**Exercise brief:** Retype the full set of records. Keep every character identical.

**Data in this exercise:**
* START *
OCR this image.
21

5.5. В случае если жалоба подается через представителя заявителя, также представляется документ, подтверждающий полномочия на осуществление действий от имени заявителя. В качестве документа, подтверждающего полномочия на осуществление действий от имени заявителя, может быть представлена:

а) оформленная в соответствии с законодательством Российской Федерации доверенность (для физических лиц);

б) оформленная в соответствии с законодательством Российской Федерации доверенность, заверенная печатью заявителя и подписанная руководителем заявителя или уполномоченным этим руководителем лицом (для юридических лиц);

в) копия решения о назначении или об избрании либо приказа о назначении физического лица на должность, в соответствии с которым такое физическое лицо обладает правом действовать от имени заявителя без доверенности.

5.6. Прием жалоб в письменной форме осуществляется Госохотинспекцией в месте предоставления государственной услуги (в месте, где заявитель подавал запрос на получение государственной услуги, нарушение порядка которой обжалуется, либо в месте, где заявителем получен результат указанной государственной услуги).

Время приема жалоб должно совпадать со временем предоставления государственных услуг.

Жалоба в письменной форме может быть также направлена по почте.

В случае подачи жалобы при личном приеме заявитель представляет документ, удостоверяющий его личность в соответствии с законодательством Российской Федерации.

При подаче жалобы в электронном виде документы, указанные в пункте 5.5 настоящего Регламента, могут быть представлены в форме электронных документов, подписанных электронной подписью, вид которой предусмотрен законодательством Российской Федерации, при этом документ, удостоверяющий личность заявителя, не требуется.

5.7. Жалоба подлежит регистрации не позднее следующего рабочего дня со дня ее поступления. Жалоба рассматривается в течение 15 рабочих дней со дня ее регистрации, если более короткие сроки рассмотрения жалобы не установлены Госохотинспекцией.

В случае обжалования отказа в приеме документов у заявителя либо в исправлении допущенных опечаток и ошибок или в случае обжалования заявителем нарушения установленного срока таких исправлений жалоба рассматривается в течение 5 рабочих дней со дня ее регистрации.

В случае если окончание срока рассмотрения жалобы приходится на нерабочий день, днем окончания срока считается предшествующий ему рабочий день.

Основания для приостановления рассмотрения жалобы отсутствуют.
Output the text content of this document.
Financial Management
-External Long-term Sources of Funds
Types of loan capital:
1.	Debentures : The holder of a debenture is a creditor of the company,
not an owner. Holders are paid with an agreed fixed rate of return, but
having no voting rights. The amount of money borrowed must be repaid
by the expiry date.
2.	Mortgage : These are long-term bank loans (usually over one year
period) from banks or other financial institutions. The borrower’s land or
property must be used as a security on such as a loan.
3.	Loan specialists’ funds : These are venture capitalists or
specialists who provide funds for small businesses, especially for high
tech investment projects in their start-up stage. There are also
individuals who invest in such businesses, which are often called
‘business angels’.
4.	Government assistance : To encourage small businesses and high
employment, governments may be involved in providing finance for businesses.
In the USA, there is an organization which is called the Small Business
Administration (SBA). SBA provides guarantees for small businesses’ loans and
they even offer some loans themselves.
* END *
**Reply:**
OCR this image.
21

5.5. В случае если жалоба подается через представителя заявителя, также представляется документ, подтверждающий полномочия на осуществление действий от имени заявителя. В качестве документа, подтверждающего полномочия на осуществление действий от имени заявителя, может быть представлена:

а) оформленная в соответствии с законодательством Российской Федерации доверенность (для физических лиц);

б) оформленная в соответствии с законодательством Российской Федерации доверенность, заверенная печатью заявителя и подписанная руководителем заявителя или уполномоченным этим руководителем лицом (для юридических лиц);

в) копия решения о назначении или об избрании либо приказа о назначении физического лица на должность, в соответствии с которым такое физическое лицо обладает правом действовать от имени заявителя без доверенности.

5.6. Прием жалоб в письменной форме осуществляется Госохотинспекцией в месте предоставления государственной услуги (в месте, где заявитель подавал запрос на получение государственной услуги, нарушение порядка которой обжалуется, либо в месте, где заявителем получен результат указанной государственной услуги).

Время приема жалоб должно совпадать со временем предоставления государственных услуг.

Жалоба в письменной форме может быть также направлена по почте.

В случае подачи жалобы при личном приеме заявитель представляет документ, удостоверяющий его личность в соответствии с законодательством Российской Федерации.

При подаче жалобы в электронном виде документы, указанные в пункте 5.5 настоящего Регламента, могут быть представлены в форме электронных документов, подписанных электронной подписью, вид которой предусмотрен законодательством Российской Федерации, при этом документ, удостоверяющий личность заявителя, не требуется.

5.7. Жалоба подлежит регистрации не позднее следующего рабочего дня со дня ее поступления. Жалоба рассматривается в течение 15 рабочих дней со дня ее регистрации, если более короткие сроки рассмотрения жалобы не установлены Госохотинспекцией.

В случае обжалования отказа в приеме документов у заявителя либо в исправлении допущенных опечаток и ошибок или в случае обжалования заявителем нарушения установленного срока таких исправлений жалоба рассматривается в течение 5 рабочих дней со дня ее регистрации.

В случае если окончание срока рассмотрения жалобы приходится на нерабочий день, днем окончания срока считается предшествующий ему рабочий день.

Основания для приостановления рассмотрения жалобы отсутствуют.
Output the text content of this document.
Financial Management
-External Long-term Sources of Funds
Types of loan capital:
1.	Debentures : The holder of a debenture is a creditor of the company,
not an owner. Holders are paid with an agreed fixed rate of return, but
having no voting rights. The amount of money borrowed must be repaid
by the expiry date.
2.	Mortgage : These are long-term bank loans (usually over one year
period) from banks or other financial institutions. The borrower’s land or
property must be used as a security on such as a loan.
3.	Loan specialists’ funds : These are venture capitalists or
specialists who provide funds for small businesses, especially for high
tech investment projects in their start-up stage. There are also
individuals who invest in such businesses, which are often called
‘business angels’.
4.	Government assistance : To encourage small businesses and high
employment, governments may be involved in providing finance for businesses.
In the USA, there is an organization which is called the Small Business
Administration (SBA). SBA provides guarantees for small businesses’ loans and
they even offer some loans themselves.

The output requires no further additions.